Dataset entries
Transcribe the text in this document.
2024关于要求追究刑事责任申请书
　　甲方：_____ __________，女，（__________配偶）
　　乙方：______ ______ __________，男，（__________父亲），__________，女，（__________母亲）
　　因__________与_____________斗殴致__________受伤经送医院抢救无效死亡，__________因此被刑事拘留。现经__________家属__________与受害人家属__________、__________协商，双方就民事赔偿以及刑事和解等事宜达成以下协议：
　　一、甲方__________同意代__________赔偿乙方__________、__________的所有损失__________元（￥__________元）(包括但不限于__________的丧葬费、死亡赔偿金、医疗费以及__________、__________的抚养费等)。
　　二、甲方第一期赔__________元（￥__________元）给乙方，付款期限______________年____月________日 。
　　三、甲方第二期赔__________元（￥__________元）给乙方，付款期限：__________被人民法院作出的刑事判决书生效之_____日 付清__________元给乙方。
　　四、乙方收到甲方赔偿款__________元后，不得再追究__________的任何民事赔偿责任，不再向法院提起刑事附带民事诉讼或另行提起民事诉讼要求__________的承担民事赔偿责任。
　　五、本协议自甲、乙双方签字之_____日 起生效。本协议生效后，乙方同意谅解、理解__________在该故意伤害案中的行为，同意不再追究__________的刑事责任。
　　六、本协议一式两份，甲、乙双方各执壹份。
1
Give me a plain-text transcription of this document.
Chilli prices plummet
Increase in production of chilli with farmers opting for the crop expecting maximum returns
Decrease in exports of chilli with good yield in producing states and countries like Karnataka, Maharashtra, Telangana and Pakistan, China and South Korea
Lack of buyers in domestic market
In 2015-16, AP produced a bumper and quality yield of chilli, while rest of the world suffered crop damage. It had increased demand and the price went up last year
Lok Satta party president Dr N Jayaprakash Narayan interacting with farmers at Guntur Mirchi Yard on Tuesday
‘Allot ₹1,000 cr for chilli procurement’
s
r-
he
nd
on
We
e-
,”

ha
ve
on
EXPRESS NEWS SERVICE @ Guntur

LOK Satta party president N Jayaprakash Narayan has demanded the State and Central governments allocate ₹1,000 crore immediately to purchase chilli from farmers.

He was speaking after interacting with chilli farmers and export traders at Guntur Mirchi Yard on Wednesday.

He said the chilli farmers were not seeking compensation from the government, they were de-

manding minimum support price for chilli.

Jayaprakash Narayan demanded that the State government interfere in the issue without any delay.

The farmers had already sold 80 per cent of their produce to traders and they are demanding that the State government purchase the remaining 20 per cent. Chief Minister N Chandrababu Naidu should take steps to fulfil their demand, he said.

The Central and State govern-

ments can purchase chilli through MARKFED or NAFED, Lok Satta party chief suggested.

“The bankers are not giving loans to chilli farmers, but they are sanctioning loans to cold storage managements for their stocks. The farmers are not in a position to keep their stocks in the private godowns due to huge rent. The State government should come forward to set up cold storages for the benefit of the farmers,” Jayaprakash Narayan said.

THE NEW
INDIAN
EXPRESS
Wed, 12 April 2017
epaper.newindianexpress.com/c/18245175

» Exercise prompt: Please reproduce each line exactly as written.

» In response:
Transcribe the text in this document.
2024关于要求追究刑事责任申请书
　　甲方：_____ __________，女，（__________配偶）
　　乙方：______ ______ __________，男，（__________父亲），__________，女，（__________母亲）
　　因__________与_____________斗殴致__________受伤经送医院抢救无效死亡，__________因此被刑事拘留。现经__________家属__________与受害人家属__________、__________协商，双方就民事赔偿以及刑事和解等事宜达成以下协议：
　　一、甲方__________同意代__________赔偿乙方__________、__________的所有损失__________元（￥__________元）(包括但不限于__________的丧葬费、死亡赔偿金、医疗费以及__________、__________的抚养费等)。
　　二、甲方第一期赔__________元（￥__________元）给乙方，付款期限______________年____月________日 。
　　三、甲方第二期赔__________元（￥__________元）给乙方，付款期限：__________被人民法院作出的刑事判决书生效之_____日 付清__________元给乙方。
　　四、乙方收到甲方赔偿款__________元后，不得再追究__________的任何民事赔偿责任，不再向法院提起刑事附带民事诉讼或另行提起民事诉讼要求__________的承担民事赔偿责任。
　　五、本协议自甲、乙双方签字之_____日 起生效。本协议生效后，乙方同意谅解、理解__________在该故意伤害案中的行为，同意不再追究__________的刑事责任。
　　六、本协议一式两份，甲、乙双方各执壹份。
1
Give me a plain-text transcription of this document.
Chilli prices plummet
Increase in production of chilli with farmers opting for the crop expecting maximum returns
Decrease in exports of chilli with good yield in producing states and countries like Karnataka, Maharashtra, Telangana and Pakistan, China and South Korea
Lack of buyers in domestic market
In 2015-16, AP produced a bumper and quality yield of chilli, while rest of the world suffered crop damage. It had increased demand and the price went up last year
Lok Satta party president Dr N Jayaprakash Narayan interacting with farmers at Guntur Mirchi Yard on Tuesday
‘Allot ₹1,000 cr for chilli procurement’
s
r-
he
nd
on
We
e-
,”

ha
ve
on
EXPRESS NEWS SERVICE @ Guntur

LOK Satta party president N Jayaprakash Narayan has demanded the State and Central governments allocate ₹1,000 crore immediately to purchase chilli from farmers.

He was speaking after interacting with chilli farmers and export traders at Guntur Mirchi Yard on Wednesday.

He said the chilli farmers were not seeking compensation from the government, they were de-

manding minimum support price for chilli.

Jayaprakash Narayan demanded that the State government interfere in the issue without any delay.

The farmers had already sold 80 per cent of their produce to traders and they are demanding that the State government purchase the remaining 20 per cent. Chief Minister N Chandrababu Naidu should take steps to fulfil their demand, he said.

The Central and State govern-

ments can purchase chilli through MARKFED or NAFED, Lok Satta party chief suggested.

“The bankers are not giving loans to chilli farmers, but they are sanctioning loans to cold storage managements for their stocks. The farmers are not in a position to keep their stocks in the private godowns due to huge rent. The State government should come forward to set up cold storages for the benefit of the farmers,” Jayaprakash Narayan said.

THE NEW
INDIAN
EXPRESS
Wed, 12 April 2017
epaper.newindianexpress.com/c/18245175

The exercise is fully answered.